PROBLEM TO WORK ON: List each line of the data in which the string "JSON" appears.

-----

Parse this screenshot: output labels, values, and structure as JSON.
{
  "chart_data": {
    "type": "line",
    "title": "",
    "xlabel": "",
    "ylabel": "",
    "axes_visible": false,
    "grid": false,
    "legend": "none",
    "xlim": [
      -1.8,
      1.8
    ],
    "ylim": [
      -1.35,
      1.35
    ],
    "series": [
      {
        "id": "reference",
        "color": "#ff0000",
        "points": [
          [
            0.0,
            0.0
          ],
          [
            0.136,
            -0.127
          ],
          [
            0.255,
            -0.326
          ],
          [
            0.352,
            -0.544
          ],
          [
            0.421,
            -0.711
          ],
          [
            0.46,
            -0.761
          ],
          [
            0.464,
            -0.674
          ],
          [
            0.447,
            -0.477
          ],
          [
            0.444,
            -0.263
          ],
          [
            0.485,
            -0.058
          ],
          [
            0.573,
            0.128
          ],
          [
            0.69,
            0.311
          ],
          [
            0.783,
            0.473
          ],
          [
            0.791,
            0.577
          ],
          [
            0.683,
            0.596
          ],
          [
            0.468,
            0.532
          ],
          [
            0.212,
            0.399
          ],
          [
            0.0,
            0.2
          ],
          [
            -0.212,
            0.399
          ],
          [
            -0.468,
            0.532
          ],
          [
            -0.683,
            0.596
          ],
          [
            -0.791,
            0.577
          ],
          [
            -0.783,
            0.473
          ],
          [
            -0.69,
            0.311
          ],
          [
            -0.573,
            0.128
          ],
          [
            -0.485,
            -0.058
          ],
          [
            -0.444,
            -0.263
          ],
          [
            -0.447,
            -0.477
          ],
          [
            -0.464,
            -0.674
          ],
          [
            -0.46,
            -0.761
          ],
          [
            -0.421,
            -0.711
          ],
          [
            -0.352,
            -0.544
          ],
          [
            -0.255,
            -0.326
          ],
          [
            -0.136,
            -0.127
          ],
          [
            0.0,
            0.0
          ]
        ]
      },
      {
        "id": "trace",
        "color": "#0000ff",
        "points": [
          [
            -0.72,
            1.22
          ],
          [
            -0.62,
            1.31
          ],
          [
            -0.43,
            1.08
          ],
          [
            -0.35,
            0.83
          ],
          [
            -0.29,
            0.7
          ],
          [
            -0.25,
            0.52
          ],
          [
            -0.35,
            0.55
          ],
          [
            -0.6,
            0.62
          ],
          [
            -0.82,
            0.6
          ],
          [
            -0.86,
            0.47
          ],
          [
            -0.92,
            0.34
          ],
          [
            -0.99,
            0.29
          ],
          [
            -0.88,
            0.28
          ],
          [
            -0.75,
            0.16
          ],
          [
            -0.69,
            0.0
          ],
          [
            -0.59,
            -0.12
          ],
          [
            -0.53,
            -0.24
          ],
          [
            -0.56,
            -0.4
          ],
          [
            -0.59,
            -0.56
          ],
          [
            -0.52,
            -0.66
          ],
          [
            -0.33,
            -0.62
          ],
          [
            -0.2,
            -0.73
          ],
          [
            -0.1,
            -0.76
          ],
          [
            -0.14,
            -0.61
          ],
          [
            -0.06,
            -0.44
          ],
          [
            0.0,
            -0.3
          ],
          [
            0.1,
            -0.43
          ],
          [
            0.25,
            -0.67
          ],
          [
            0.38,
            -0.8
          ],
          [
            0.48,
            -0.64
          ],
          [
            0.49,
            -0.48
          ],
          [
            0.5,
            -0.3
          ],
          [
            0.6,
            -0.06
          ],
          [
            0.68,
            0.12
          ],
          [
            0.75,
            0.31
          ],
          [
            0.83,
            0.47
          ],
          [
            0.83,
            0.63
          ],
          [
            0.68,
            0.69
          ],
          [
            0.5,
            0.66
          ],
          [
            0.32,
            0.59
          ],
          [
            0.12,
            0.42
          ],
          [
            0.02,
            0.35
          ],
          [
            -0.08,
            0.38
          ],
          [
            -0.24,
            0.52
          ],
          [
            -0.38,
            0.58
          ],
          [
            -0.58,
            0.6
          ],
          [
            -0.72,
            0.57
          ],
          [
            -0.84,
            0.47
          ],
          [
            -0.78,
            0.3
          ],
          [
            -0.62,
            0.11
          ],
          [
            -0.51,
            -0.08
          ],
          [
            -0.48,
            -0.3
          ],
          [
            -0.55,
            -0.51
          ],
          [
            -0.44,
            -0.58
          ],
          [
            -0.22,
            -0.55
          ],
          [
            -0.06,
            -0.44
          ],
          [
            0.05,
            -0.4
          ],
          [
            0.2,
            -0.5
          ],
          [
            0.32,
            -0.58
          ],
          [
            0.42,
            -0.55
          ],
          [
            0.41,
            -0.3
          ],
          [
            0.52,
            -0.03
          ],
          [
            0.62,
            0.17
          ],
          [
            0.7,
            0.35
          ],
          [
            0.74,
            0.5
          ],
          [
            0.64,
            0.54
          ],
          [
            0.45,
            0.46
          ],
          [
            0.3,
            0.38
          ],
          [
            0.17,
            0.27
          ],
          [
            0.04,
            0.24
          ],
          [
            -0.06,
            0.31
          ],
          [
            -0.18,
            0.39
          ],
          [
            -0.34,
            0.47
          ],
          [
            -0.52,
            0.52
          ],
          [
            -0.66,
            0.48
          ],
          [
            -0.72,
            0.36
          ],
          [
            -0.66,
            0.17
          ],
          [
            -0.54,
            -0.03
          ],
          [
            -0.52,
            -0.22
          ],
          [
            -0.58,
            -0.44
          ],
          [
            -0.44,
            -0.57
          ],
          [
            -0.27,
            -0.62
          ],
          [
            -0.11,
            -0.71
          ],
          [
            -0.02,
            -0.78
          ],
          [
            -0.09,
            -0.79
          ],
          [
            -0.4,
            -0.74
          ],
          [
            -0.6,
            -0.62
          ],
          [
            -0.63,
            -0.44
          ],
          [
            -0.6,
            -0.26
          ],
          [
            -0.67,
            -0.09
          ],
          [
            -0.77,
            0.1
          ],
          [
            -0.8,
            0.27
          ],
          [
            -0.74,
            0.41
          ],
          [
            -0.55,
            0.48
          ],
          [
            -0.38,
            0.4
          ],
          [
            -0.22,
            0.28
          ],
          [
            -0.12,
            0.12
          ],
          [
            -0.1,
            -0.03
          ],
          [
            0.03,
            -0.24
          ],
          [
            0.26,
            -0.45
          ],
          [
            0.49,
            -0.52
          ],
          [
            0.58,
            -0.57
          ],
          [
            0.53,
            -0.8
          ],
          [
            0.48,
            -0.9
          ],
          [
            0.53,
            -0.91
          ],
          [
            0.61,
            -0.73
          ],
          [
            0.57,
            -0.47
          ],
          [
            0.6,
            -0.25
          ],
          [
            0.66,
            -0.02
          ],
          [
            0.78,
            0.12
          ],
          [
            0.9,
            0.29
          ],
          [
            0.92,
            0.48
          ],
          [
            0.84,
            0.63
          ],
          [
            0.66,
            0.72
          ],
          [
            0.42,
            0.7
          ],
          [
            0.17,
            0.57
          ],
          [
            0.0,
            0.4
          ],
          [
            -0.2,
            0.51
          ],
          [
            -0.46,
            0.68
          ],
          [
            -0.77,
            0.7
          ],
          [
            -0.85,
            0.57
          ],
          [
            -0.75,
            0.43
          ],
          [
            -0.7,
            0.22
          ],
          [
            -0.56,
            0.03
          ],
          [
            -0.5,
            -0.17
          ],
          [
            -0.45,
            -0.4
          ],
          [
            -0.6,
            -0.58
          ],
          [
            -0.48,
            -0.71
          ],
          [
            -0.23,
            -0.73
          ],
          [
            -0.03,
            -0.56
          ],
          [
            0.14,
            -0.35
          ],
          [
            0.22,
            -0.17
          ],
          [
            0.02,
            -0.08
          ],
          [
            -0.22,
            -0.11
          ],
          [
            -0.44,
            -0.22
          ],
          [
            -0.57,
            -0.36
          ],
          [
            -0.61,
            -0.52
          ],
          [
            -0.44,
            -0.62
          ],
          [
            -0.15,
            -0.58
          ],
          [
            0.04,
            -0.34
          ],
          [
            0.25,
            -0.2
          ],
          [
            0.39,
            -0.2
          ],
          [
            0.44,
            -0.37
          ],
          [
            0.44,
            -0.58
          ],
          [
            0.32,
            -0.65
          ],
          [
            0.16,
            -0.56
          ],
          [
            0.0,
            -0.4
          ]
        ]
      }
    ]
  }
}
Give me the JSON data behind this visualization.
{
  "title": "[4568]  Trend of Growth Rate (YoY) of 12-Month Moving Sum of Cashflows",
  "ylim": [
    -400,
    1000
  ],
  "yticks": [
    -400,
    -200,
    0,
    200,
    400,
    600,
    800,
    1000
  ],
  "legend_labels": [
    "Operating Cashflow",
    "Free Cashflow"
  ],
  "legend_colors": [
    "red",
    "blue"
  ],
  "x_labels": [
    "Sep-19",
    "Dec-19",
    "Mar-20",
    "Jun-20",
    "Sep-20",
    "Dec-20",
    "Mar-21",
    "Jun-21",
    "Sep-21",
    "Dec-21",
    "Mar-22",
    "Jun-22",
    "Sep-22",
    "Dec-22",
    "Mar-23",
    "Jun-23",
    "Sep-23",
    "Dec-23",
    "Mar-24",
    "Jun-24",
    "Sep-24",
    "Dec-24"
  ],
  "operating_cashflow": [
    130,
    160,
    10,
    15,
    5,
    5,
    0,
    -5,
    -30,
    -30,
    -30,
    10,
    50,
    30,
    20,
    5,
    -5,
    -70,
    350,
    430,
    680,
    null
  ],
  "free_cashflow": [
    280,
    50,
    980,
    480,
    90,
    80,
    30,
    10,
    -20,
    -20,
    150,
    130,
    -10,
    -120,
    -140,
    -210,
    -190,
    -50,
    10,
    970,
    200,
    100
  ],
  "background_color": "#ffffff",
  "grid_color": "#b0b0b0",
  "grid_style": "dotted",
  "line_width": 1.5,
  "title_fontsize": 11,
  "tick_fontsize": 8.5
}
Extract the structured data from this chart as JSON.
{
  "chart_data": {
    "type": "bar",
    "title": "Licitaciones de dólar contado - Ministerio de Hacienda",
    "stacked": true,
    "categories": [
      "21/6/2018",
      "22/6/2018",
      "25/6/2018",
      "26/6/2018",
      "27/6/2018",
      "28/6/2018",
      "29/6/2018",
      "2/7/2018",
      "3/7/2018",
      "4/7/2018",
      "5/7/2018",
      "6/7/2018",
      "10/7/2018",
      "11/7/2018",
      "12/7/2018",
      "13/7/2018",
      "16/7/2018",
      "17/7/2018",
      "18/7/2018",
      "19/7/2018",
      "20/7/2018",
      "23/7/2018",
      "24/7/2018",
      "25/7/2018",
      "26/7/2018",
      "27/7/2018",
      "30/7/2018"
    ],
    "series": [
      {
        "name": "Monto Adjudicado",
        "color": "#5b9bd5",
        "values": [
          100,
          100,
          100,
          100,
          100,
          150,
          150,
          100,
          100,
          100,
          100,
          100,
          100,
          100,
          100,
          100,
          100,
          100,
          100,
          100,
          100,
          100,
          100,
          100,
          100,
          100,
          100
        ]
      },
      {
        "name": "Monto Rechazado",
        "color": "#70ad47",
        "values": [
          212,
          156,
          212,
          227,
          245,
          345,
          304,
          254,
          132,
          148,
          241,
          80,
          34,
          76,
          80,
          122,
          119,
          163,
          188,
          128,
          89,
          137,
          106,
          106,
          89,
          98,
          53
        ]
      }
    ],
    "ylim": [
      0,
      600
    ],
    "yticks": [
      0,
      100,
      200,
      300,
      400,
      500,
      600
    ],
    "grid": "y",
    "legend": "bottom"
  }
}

-----

RESULT OF THE TASK:
Parse this screenshot: output labels, values, and structure as JSON.
Give me the JSON data behind this visualization.
Extract the structured data from this chart as JSON.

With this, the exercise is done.